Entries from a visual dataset

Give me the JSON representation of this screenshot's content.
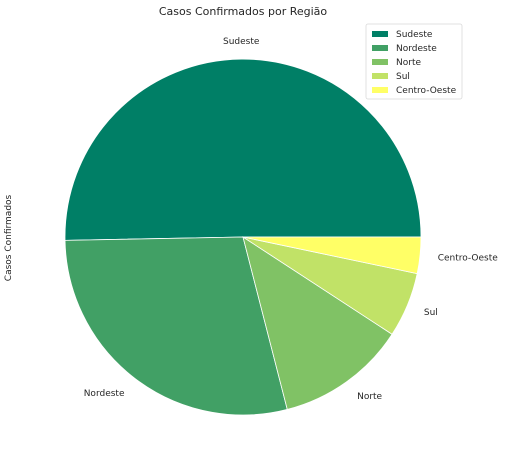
{
  "chart_data": {
    "type": "pie",
    "title": "Casos Confirmados por Região",
    "ylabel": "Casos Confirmados",
    "categories": [
      "Sudeste",
      "Nordeste",
      "Norte",
      "Sul",
      "Centro-Oeste"
    ],
    "values": [
      50.3,
      28.7,
      11.8,
      5.9,
      3.3
    ],
    "colors": [
      "#007f66",
      "#41a065",
      "#80c265",
      "#c1e267",
      "#ffff66"
    ],
    "start_angle_deg": 0,
    "direction": "counterclockwise",
    "legend": {
      "position": "top-right",
      "entries": [
        "Sudeste",
        "Nordeste",
        "Norte",
        "Sul",
        "Centro-Oeste"
      ]
    }
  }
}
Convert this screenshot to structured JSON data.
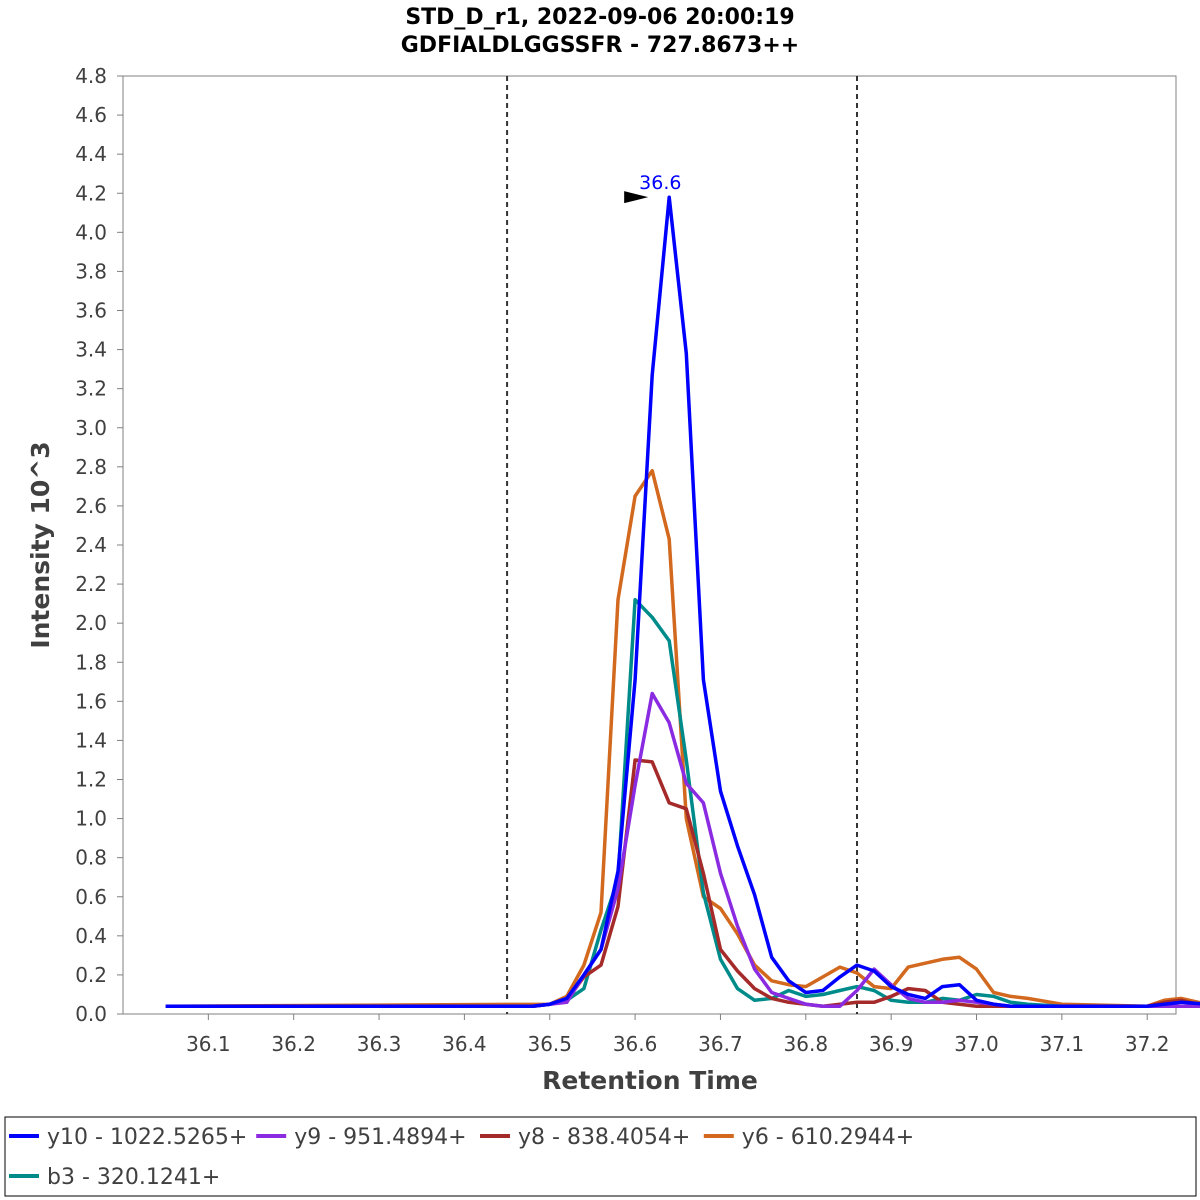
{
  "chart_data": {
    "type": "line",
    "title": "STD_D_r1, 2022-09-06 20:00:19",
    "subtitle": "GDFIALDLGGSSFR - 727.8673++",
    "xlabel": "Retention Time",
    "ylabel": "Intensity 10^3",
    "xlim": [
      36.05,
      37.27
    ],
    "ylim": [
      0.0,
      4.8
    ],
    "xticks": [
      "36.1",
      "36.2",
      "36.3",
      "36.4",
      "36.5",
      "36.6",
      "36.7",
      "36.8",
      "36.9",
      "37.0",
      "37.1",
      "37.2"
    ],
    "yticks": [
      "0.0",
      "0.2",
      "0.4",
      "0.6",
      "0.8",
      "1.0",
      "1.2",
      "1.4",
      "1.6",
      "1.8",
      "2.0",
      "2.2",
      "2.4",
      "2.6",
      "2.8",
      "3.0",
      "3.2",
      "3.4",
      "3.6",
      "3.8",
      "4.0",
      "4.2",
      "4.4",
      "4.6",
      "4.8"
    ],
    "boundaries": [
      36.45,
      36.86
    ],
    "peak_annotation": {
      "label": "36.6",
      "x": 36.62,
      "y": 4.18,
      "color": "#0000ff"
    },
    "legend_position": "bottom",
    "series": [
      {
        "name": "y6 - 610.2944+",
        "color": "#d2691e",
        "x": [
          36.05,
          36.5,
          36.52,
          36.54,
          36.56,
          36.58,
          36.6,
          36.62,
          36.64,
          36.66,
          36.68,
          36.7,
          36.72,
          36.74,
          36.76,
          36.78,
          36.8,
          36.82,
          36.84,
          36.86,
          36.88,
          36.9,
          36.92,
          36.94,
          36.96,
          36.98,
          37.0,
          37.02,
          37.04,
          37.06,
          37.1,
          37.2,
          37.22,
          37.24,
          37.27
        ],
        "y": [
          0.04,
          0.05,
          0.09,
          0.25,
          0.52,
          2.12,
          2.65,
          2.78,
          2.43,
          1.0,
          0.6,
          0.54,
          0.41,
          0.25,
          0.17,
          0.15,
          0.14,
          0.19,
          0.24,
          0.21,
          0.14,
          0.13,
          0.24,
          0.26,
          0.28,
          0.29,
          0.23,
          0.11,
          0.09,
          0.08,
          0.05,
          0.04,
          0.07,
          0.08,
          0.05
        ]
      },
      {
        "name": "b3 - 320.1241+",
        "color": "#008b8b",
        "x": [
          36.05,
          36.48,
          36.5,
          36.52,
          36.54,
          36.56,
          36.58,
          36.6,
          36.62,
          36.64,
          36.66,
          36.68,
          36.7,
          36.72,
          36.74,
          36.76,
          36.78,
          36.8,
          36.82,
          36.84,
          36.86,
          36.88,
          36.9,
          36.92,
          36.94,
          36.96,
          36.98,
          37.0,
          37.02,
          37.04,
          37.06,
          37.1,
          37.2,
          37.22,
          37.24,
          37.27
        ],
        "y": [
          0.04,
          0.04,
          0.05,
          0.07,
          0.13,
          0.43,
          0.69,
          2.12,
          2.03,
          1.91,
          1.3,
          0.62,
          0.28,
          0.13,
          0.07,
          0.08,
          0.12,
          0.09,
          0.1,
          0.12,
          0.14,
          0.12,
          0.07,
          0.06,
          0.06,
          0.08,
          0.07,
          0.1,
          0.09,
          0.06,
          0.05,
          0.04,
          0.04,
          0.04,
          0.04,
          0.04
        ]
      },
      {
        "name": "y8 - 838.4054+",
        "color": "#a52a2a",
        "x": [
          36.05,
          36.48,
          36.5,
          36.52,
          36.54,
          36.56,
          36.58,
          36.6,
          36.62,
          36.64,
          36.66,
          36.68,
          36.7,
          36.72,
          36.74,
          36.76,
          36.78,
          36.8,
          36.82,
          36.84,
          36.86,
          36.88,
          36.9,
          36.92,
          36.94,
          36.96,
          36.98,
          37.0,
          37.02,
          37.04,
          37.06,
          37.1,
          37.2,
          37.22,
          37.24,
          37.27
        ],
        "y": [
          0.04,
          0.04,
          0.05,
          0.07,
          0.19,
          0.25,
          0.55,
          1.3,
          1.29,
          1.08,
          1.05,
          0.72,
          0.33,
          0.22,
          0.13,
          0.08,
          0.06,
          0.05,
          0.04,
          0.05,
          0.06,
          0.06,
          0.09,
          0.13,
          0.12,
          0.06,
          0.05,
          0.04,
          0.04,
          0.04,
          0.04,
          0.04,
          0.04,
          0.06,
          0.07,
          0.04
        ]
      },
      {
        "name": "y9 - 951.4894+",
        "color": "#8a2be2",
        "x": [
          36.05,
          36.48,
          36.5,
          36.52,
          36.54,
          36.56,
          36.58,
          36.6,
          36.62,
          36.64,
          36.66,
          36.68,
          36.7,
          36.72,
          36.74,
          36.76,
          36.78,
          36.8,
          36.82,
          36.84,
          36.86,
          36.88,
          36.9,
          36.92,
          36.94,
          36.96,
          36.98,
          37.0,
          37.02,
          37.04,
          37.06,
          37.1,
          37.2,
          37.22,
          37.24,
          37.27
        ],
        "y": [
          0.04,
          0.04,
          0.05,
          0.06,
          0.2,
          0.33,
          0.64,
          1.17,
          1.64,
          1.49,
          1.18,
          1.08,
          0.72,
          0.45,
          0.23,
          0.11,
          0.08,
          0.05,
          0.04,
          0.04,
          0.12,
          0.23,
          0.15,
          0.08,
          0.06,
          0.06,
          0.07,
          0.06,
          0.05,
          0.04,
          0.04,
          0.04,
          0.04,
          0.04,
          0.04,
          0.04
        ]
      },
      {
        "name": "y10 - 1022.5265+",
        "color": "#0000ff",
        "x": [
          36.05,
          36.48,
          36.5,
          36.52,
          36.54,
          36.56,
          36.58,
          36.6,
          36.62,
          36.64,
          36.66,
          36.68,
          36.7,
          36.72,
          36.74,
          36.76,
          36.78,
          36.8,
          36.82,
          36.84,
          36.86,
          36.88,
          36.9,
          36.92,
          36.94,
          36.96,
          36.98,
          37.0,
          37.02,
          37.04,
          37.06,
          37.1,
          37.2,
          37.22,
          37.24,
          37.27
        ],
        "y": [
          0.04,
          0.04,
          0.05,
          0.08,
          0.2,
          0.33,
          0.73,
          1.71,
          3.27,
          4.18,
          3.38,
          1.71,
          1.14,
          0.86,
          0.61,
          0.29,
          0.17,
          0.11,
          0.12,
          0.19,
          0.25,
          0.22,
          0.14,
          0.1,
          0.08,
          0.14,
          0.15,
          0.07,
          0.05,
          0.04,
          0.04,
          0.04,
          0.04,
          0.05,
          0.06,
          0.05
        ]
      }
    ],
    "legend_order": [
      [
        "y10 - 1022.5265+",
        "y9 - 951.4894+",
        "y8 - 838.4054+",
        "y6 - 610.2944+"
      ],
      [
        "b3 - 320.1241+"
      ]
    ]
  }
}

**What you should do:**
Copy the data exactly. Any picture it contains is to be omitted.

**Complete answer:**
Give me the JSON representation of this screenshot's content.
{
  "chart_data": {
    "type": "pie",
    "title": "Casos Confirmados por Região",
    "ylabel": "Casos Confirmados",
    "categories": [
      "Sudeste",
      "Nordeste",
      "Norte",
      "Sul",
      "Centro-Oeste"
    ],
    "values": [
      50.3,
      28.7,
      11.8,
      5.9,
      3.3
    ],
    "colors": [
      "#007f66",
      "#41a065",
      "#80c265",
      "#c1e267",
      "#ffff66"
    ],
    "start_angle_deg": 0,
    "direction": "counterclockwise",
    "legend": {
      "position": "top-right",
      "entries": [
        "Sudeste",
        "Nordeste",
        "Norte",
        "Sul",
        "Centro-Oeste"
      ]
    }
  }
}
Convert this screenshot to structured JSON data.
{
  "chart_data": {
    "type": "line",
    "title": "STD_D_r1, 2022-09-06 20:00:19",
    "subtitle": "GDFIALDLGGSSFR - 727.8673++",
    "xlabel": "Retention Time",
    "ylabel": "Intensity 10^3",
    "xlim": [
      36.05,
      37.27
    ],
    "ylim": [
      0.0,
      4.8
    ],
    "xticks": [
      "36.1",
      "36.2",
      "36.3",
      "36.4",
      "36.5",
      "36.6",
      "36.7",
      "36.8",
      "36.9",
      "37.0",
      "37.1",
      "37.2"
    ],
    "yticks": [
      "0.0",
      "0.2",
      "0.4",
      "0.6",
      "0.8",
      "1.0",
      "1.2",
      "1.4",
      "1.6",
      "1.8",
      "2.0",
      "2.2",
      "2.4",
      "2.6",
      "2.8",
      "3.0",
      "3.2",
      "3.4",
      "3.6",
      "3.8",
      "4.0",
      "4.2",
      "4.4",
      "4.6",
      "4.8"
    ],
    "boundaries": [
      36.45,
      36.86
    ],
    "peak_annotation": {
      "label": "36.6",
      "x": 36.62,
      "y": 4.18,
      "color": "#0000ff"
    },
    "legend_position": "bottom",
    "series": [
      {
        "name": "y6 - 610.2944+",
        "color": "#d2691e",
        "x": [
          36.05,
          36.5,
          36.52,
          36.54,
          36.56,
          36.58,
          36.6,
          36.62,
          36.64,
          36.66,
          36.68,
          36.7,
          36.72,
          36.74,
          36.76,
          36.78,
          36.8,
          36.82,
          36.84,
          36.86,
          36.88,
          36.9,
          36.92,
          36.94,
          36.96,
          36.98,
          37.0,
          37.02,
          37.04,
          37.06,
          37.1,
          37.2,
          37.22,
          37.24,
          37.27
        ],
        "y": [
          0.04,
          0.05,
          0.09,
          0.25,
          0.52,
          2.12,
          2.65,
          2.78,
          2.43,
          1.0,
          0.6,
          0.54,
          0.41,
          0.25,
          0.17,
          0.15,
          0.14,
          0.19,
          0.24,
          0.21,
          0.14,
          0.13,
          0.24,
          0.26,
          0.28,
          0.29,
          0.23,
          0.11,
          0.09,
          0.08,
          0.05,
          0.04,
          0.07,
          0.08,
          0.05
        ]
      },
      {
        "name": "b3 - 320.1241+",
        "color": "#008b8b",
        "x": [
          36.05,
          36.48,
          36.5,
          36.52,
          36.54,
          36.56,
          36.58,
          36.6,
          36.62,
          36.64,
          36.66,
          36.68,
          36.7,
          36.72,
          36.74,
          36.76,
          36.78,
          36.8,
          36.82,
          36.84,
          36.86,
          36.88,
          36.9,
          36.92,
          36.94,
          36.96,
          36.98,
          37.0,
          37.02,
          37.04,
          37.06,
          37.1,
          37.2,
          37.22,
          37.24,
          37.27
        ],
        "y": [
          0.04,
          0.04,
          0.05,
          0.07,
          0.13,
          0.43,
          0.69,
          2.12,
          2.03,
          1.91,
          1.3,
          0.62,
          0.28,
          0.13,
          0.07,
          0.08,
          0.12,
          0.09,
          0.1,
          0.12,
          0.14,
          0.12,
          0.07,
          0.06,
          0.06,
          0.08,
          0.07,
          0.1,
          0.09,
          0.06,
          0.05,
          0.04,
          0.04,
          0.04,
          0.04,
          0.04
        ]
      },
      {
        "name": "y8 - 838.4054+",
        "color": "#a52a2a",
        "x": [
          36.05,
          36.48,
          36.5,
          36.52,
          36.54,
          36.56,
          36.58,
          36.6,
          36.62,
          36.64,
          36.66,
          36.68,
          36.7,
          36.72,
          36.74,
          36.76,
          36.78,
          36.8,
          36.82,
          36.84,
          36.86,
          36.88,
          36.9,
          36.92,
          36.94,
          36.96,
          36.98,
          37.0,
          37.02,
          37.04,
          37.06,
          37.1,
          37.2,
          37.22,
          37.24,
          37.27
        ],
        "y": [
          0.04,
          0.04,
          0.05,
          0.07,
          0.19,
          0.25,
          0.55,
          1.3,
          1.29,
          1.08,
          1.05,
          0.72,
          0.33,
          0.22,
          0.13,
          0.08,
          0.06,
          0.05,
          0.04,
          0.05,
          0.06,
          0.06,
          0.09,
          0.13,
          0.12,
          0.06,
          0.05,
          0.04,
          0.04,
          0.04,
          0.04,
          0.04,
          0.04,
          0.06,
          0.07,
          0.04
        ]
      },
      {
        "name": "y9 - 951.4894+",
        "color": "#8a2be2",
        "x": [
          36.05,
          36.48,
          36.5,
          36.52,
          36.54,
          36.56,
          36.58,
          36.6,
          36.62,
          36.64,
          36.66,
          36.68,
          36.7,
          36.72,
          36.74,
          36.76,
          36.78,
          36.8,
          36.82,
          36.84,
          36.86,
          36.88,
          36.9,
          36.92,
          36.94,
          36.96,
          36.98,
          37.0,
          37.02,
          37.04,
          37.06,
          37.1,
          37.2,
          37.22,
          37.24,
          37.27
        ],
        "y": [
          0.04,
          0.04,
          0.05,
          0.06,
          0.2,
          0.33,
          0.64,
          1.17,
          1.64,
          1.49,
          1.18,
          1.08,
          0.72,
          0.45,
          0.23,
          0.11,
          0.08,
          0.05,
          0.04,
          0.04,
          0.12,
          0.23,
          0.15,
          0.08,
          0.06,
          0.06,
          0.07,
          0.06,
          0.05,
          0.04,
          0.04,
          0.04,
          0.04,
          0.04,
          0.04,
          0.04
        ]
      },
      {
        "name": "y10 - 1022.5265+",
        "color": "#0000ff",
        "x": [
          36.05,
          36.48,
          36.5,
          36.52,
          36.54,
          36.56,
          36.58,
          36.6,
          36.62,
          36.64,
          36.66,
          36.68,
          36.7,
          36.72,
          36.74,
          36.76,
          36.78,
          36.8,
          36.82,
          36.84,
          36.86,
          36.88,
          36.9,
          36.92,
          36.94,
          36.96,
          36.98,
          37.0,
          37.02,
          37.04,
          37.06,
          37.1,
          37.2,
          37.22,
          37.24,
          37.27
        ],
        "y": [
          0.04,
          0.04,
          0.05,
          0.08,
          0.2,
          0.33,
          0.73,
          1.71,
          3.27,
          4.18,
          3.38,
          1.71,
          1.14,
          0.86,
          0.61,
          0.29,
          0.17,
          0.11,
          0.12,
          0.19,
          0.25,
          0.22,
          0.14,
          0.1,
          0.08,
          0.14,
          0.15,
          0.07,
          0.05,
          0.04,
          0.04,
          0.04,
          0.04,
          0.05,
          0.06,
          0.05
        ]
      }
    ],
    "legend_order": [
      [
        "y10 - 1022.5265+",
        "y9 - 951.4894+",
        "y8 - 838.4054+",
        "y6 - 610.2944+"
      ],
      [
        "b3 - 320.1241+"
      ]
    ]
  }
}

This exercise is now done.